_SHORT PROBLEM_:
Your task is to print all of the data word for word.
-- Begin ENTRIES PROVIDED --
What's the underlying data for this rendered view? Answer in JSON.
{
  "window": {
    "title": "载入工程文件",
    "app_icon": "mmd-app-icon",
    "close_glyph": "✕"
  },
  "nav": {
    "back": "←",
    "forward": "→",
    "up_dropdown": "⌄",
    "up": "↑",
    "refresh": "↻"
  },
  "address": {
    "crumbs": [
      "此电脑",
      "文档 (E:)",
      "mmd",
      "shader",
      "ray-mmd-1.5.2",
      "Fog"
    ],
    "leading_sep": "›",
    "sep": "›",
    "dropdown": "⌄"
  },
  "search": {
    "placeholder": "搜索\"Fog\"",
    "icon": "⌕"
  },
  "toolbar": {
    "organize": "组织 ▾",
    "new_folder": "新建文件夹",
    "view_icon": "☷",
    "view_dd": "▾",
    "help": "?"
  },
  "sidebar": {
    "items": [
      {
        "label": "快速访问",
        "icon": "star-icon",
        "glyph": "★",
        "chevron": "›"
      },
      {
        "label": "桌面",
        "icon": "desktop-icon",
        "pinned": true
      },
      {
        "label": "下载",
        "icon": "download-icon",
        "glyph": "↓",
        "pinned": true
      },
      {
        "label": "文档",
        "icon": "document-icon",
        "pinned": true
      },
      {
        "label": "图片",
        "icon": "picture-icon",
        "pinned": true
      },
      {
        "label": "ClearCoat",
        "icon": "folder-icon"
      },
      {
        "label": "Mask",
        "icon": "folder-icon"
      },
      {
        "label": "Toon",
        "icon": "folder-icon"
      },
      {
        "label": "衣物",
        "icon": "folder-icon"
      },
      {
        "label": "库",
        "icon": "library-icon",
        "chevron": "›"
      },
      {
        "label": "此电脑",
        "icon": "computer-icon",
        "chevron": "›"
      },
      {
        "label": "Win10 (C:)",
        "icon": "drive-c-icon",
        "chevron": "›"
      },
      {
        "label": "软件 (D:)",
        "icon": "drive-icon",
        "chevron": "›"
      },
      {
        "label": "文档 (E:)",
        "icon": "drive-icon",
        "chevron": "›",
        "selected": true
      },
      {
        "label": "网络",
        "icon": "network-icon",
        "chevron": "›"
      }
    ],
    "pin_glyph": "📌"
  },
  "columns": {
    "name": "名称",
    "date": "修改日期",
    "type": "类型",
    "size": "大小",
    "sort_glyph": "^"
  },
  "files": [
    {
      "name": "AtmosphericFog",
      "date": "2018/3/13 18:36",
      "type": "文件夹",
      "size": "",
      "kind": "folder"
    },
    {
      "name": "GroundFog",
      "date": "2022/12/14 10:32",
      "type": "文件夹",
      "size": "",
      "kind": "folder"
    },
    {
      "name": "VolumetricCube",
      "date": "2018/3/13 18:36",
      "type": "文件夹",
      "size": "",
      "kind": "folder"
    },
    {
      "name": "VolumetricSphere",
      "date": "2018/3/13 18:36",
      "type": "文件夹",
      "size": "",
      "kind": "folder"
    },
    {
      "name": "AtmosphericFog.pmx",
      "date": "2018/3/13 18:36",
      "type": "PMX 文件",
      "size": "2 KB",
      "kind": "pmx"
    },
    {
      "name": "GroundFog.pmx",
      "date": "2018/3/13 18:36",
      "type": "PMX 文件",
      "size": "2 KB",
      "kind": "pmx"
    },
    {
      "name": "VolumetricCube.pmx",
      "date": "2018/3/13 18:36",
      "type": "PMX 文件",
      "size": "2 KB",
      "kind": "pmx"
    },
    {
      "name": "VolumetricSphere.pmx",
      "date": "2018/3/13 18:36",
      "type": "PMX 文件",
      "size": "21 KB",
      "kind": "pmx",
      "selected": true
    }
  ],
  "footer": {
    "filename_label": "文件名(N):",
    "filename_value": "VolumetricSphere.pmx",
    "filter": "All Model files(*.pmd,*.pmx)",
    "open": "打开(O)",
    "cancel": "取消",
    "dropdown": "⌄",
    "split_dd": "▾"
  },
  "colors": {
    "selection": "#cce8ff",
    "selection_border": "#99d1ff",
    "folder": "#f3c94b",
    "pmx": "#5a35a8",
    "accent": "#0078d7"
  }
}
-- End ENTRIES PROVIDED --
_COMPLETE ANSWER_:
What's the underlying data for this rendered view? Answer in JSON.
{
  "window": {
    "title": "载入工程文件",
    "app_icon": "mmd-app-icon",
    "close_glyph": "✕"
  },
  "nav": {
    "back": "←",
    "forward": "→",
    "up_dropdown": "⌄",
    "up": "↑",
    "refresh": "↻"
  },
  "address": {
    "crumbs": [
      "此电脑",
      "文档 (E:)",
      "mmd",
      "shader",
      "ray-mmd-1.5.2",
      "Fog"
    ],
    "leading_sep": "›",
    "sep": "›",
    "dropdown": "⌄"
  },
  "search": {
    "placeholder": "搜索\"Fog\"",
    "icon": "⌕"
  },
  "toolbar": {
    "organize": "组织 ▾",
    "new_folder": "新建文件夹",
    "view_icon": "☷",
    "view_dd": "▾",
    "help": "?"
  },
  "sidebar": {
    "items": [
      {
        "label": "快速访问",
        "icon": "star-icon",
        "glyph": "★",
        "chevron": "›"
      },
      {
        "label": "桌面",
        "icon": "desktop-icon",
        "pinned": true
      },
      {
        "label": "下载",
        "icon": "download-icon",
        "glyph": "↓",
        "pinned": true
      },
      {
        "label": "文档",
        "icon": "document-icon",
        "pinned": true
      },
      {
        "label": "图片",
        "icon": "picture-icon",
        "pinned": true
      },
      {
        "label": "ClearCoat",
        "icon": "folder-icon"
      },
      {
        "label": "Mask",
        "icon": "folder-icon"
      },
      {
        "label": "Toon",
        "icon": "folder-icon"
      },
      {
        "label": "衣物",
        "icon": "folder-icon"
      },
      {
        "label": "库",
        "icon": "library-icon",
        "chevron": "›"
      },
      {
        "label": "此电脑",
        "icon": "computer-icon",
        "chevron": "›"
      },
      {
        "label": "Win10 (C:)",
        "icon": "drive-c-icon",
        "chevron": "›"
      },
      {
        "label": "软件 (D:)",
        "icon": "drive-icon",
        "chevron": "›"
      },
      {
        "label": "文档 (E:)",
        "icon": "drive-icon",
        "chevron": "›",
        "selected": true
      },
      {
        "label": "网络",
        "icon": "network-icon",
        "chevron": "›"
      }
    ],
    "pin_glyph": "📌"
  },
  "columns": {
    "name": "名称",
    "date": "修改日期",
    "type": "类型",
    "size": "大小",
    "sort_glyph": "^"
  },
  "files": [
    {
      "name": "AtmosphericFog",
      "date": "2018/3/13 18:36",
      "type": "文件夹",
      "size": "",
      "kind": "folder"
    },
    {
      "name": "GroundFog",
      "date": "2022/12/14 10:32",
      "type": "文件夹",
      "size": "",
      "kind": "folder"
    },
    {
      "name": "VolumetricCube",
      "date": "2018/3/13 18:36",
      "type": "文件夹",
      "size": "",
      "kind": "folder"
    },
    {
      "name": "VolumetricSphere",
      "date": "2018/3/13 18:36",
      "type": "文件夹",
      "size": "",
      "kind": "folder"
    },
    {
      "name": "AtmosphericFog.pmx",
      "date": "2018/3/13 18:36",
      "type": "PMX 文件",
      "size": "2 KB",
      "kind": "pmx"
    },
    {
      "name": "GroundFog.pmx",
      "date": "2018/3/13 18:36",
      "type": "PMX 文件",
      "size": "2 KB",
      "kind": "pmx"
    },
    {
      "name": "VolumetricCube.pmx",
      "date": "2018/3/13 18:36",
      "type": "PMX 文件",
      "size": "2 KB",
      "kind": "pmx"
    },
    {
      "name": "VolumetricSphere.pmx",
      "date": "2018/3/13 18:36",
      "type": "PMX 文件",
      "size": "21 KB",
      "kind": "pmx",
      "selected": true
    }
  ],
  "footer": {
    "filename_label": "文件名(N):",
    "filename_value": "VolumetricSphere.pmx",
    "filter": "All Model files(*.pmd,*.pmx)",
    "open": "打开(O)",
    "cancel": "取消",
    "dropdown": "⌄",
    "split_dd": "▾"
  },
  "colors": {
    "selection": "#cce8ff",
    "selection_border": "#99d1ff",
    "folder": "#f3c94b",
    "pmx": "#5a35a8",
    "accent": "#0078d7"
  }
}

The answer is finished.